[SHORT EXERCISE]
Copy each line below exactly and leave the pictures out.

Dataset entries
-- Begin --
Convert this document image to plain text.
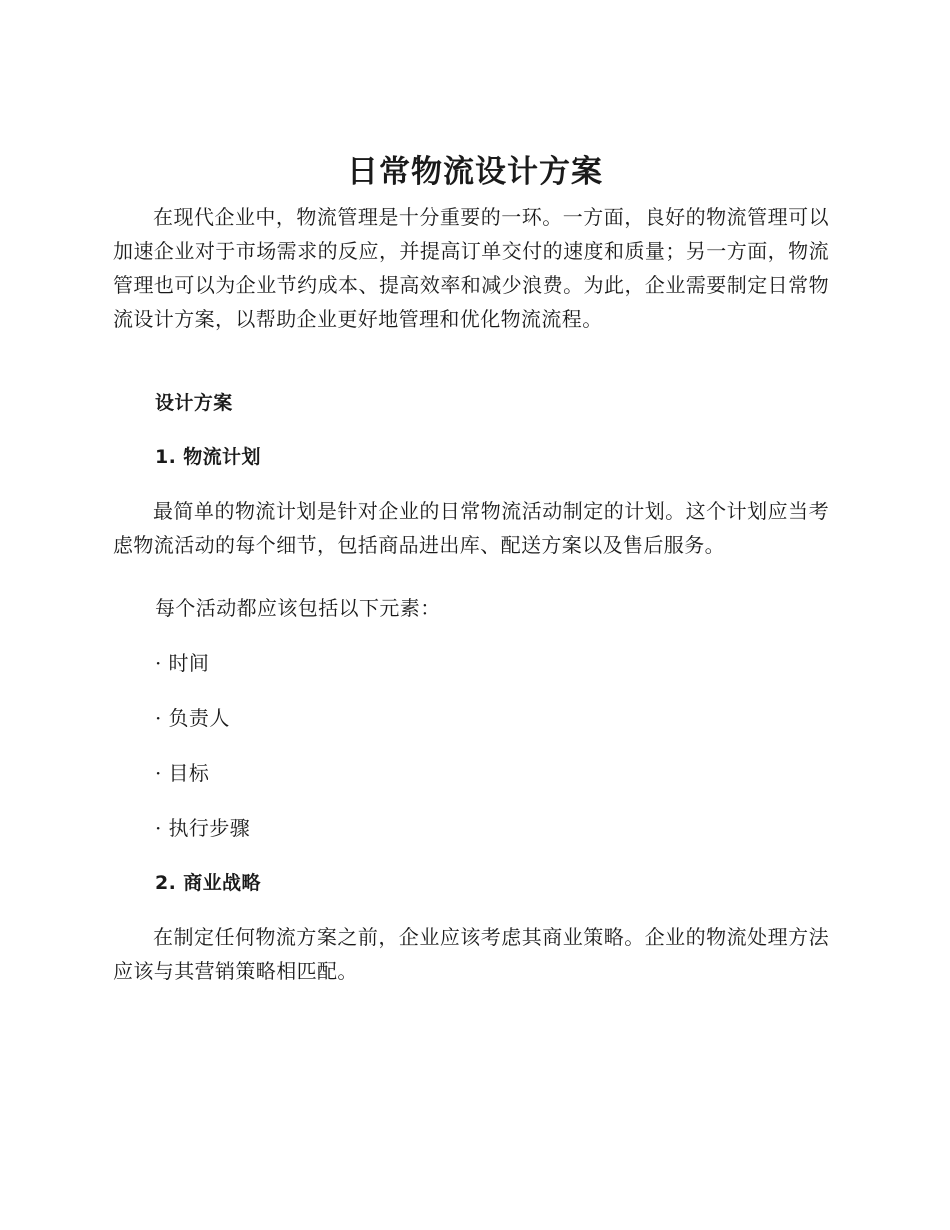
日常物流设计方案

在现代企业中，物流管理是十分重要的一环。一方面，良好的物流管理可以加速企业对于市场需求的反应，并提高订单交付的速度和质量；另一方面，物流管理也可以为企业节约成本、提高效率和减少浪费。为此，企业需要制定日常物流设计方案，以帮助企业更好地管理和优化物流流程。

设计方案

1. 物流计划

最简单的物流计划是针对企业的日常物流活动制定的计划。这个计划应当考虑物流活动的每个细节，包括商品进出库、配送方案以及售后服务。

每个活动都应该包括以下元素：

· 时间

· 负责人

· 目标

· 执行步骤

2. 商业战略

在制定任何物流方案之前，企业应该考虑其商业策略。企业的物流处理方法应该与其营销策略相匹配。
-- End --
[TASK RESPONSE]
Convert this document image to plain text.
日常物流设计方案

在现代企业中，物流管理是十分重要的一环。一方面，良好的物流管理可以加速企业对于市场需求的反应，并提高订单交付的速度和质量；另一方面，物流管理也可以为企业节约成本、提高效率和减少浪费。为此，企业需要制定日常物流设计方案，以帮助企业更好地管理和优化物流流程。

设计方案

1. 物流计划

最简单的物流计划是针对企业的日常物流活动制定的计划。这个计划应当考虑物流活动的每个细节，包括商品进出库、配送方案以及售后服务。

每个活动都应该包括以下元素：

· 时间

· 负责人

· 目标

· 执行步骤

2. 商业战略

在制定任何物流方案之前，企业应该考虑其商业策略。企业的物流处理方法应该与其营销策略相匹配。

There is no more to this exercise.